+++ DATA EXTRACTS
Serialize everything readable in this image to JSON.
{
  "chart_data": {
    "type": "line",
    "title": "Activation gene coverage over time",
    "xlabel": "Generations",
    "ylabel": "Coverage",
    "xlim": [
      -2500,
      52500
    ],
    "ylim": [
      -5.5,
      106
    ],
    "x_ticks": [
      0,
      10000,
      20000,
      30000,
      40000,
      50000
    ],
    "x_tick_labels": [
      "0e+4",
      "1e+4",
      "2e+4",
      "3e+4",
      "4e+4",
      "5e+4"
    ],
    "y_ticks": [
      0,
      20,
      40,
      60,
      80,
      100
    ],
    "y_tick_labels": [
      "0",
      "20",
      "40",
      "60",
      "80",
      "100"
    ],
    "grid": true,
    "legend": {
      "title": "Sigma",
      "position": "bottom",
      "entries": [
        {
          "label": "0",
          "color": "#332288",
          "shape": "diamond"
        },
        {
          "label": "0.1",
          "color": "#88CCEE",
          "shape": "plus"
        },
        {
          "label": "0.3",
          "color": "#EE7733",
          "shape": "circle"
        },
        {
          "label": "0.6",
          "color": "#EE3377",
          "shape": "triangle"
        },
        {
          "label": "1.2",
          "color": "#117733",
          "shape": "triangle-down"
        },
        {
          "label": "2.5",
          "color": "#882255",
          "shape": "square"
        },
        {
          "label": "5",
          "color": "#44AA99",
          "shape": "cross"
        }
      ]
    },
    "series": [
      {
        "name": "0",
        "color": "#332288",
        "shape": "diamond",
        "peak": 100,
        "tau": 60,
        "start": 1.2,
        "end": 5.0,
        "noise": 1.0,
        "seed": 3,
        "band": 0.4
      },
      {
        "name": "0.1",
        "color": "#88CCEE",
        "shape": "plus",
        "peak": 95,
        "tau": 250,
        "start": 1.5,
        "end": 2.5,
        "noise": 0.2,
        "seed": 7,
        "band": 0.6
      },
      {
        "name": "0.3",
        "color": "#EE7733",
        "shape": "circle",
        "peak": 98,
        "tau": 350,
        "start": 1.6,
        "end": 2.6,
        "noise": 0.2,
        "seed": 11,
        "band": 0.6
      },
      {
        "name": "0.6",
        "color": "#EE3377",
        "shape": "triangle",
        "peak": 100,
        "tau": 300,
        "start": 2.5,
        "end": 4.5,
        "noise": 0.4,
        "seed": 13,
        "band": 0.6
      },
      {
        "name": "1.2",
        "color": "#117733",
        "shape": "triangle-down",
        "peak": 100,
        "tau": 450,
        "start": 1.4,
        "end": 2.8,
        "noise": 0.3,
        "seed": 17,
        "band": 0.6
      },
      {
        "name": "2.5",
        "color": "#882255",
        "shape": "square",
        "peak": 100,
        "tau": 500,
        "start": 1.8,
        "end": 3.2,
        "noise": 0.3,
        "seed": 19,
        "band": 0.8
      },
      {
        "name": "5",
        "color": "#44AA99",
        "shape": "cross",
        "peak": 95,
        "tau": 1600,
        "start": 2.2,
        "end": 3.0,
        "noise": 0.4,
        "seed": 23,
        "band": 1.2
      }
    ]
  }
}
++++++
WHAT IS BEING ASKED: Supply the count of lines in the entries that include "triangle", and no other text.

SOLUTION FOR THIS EXERCISE: 4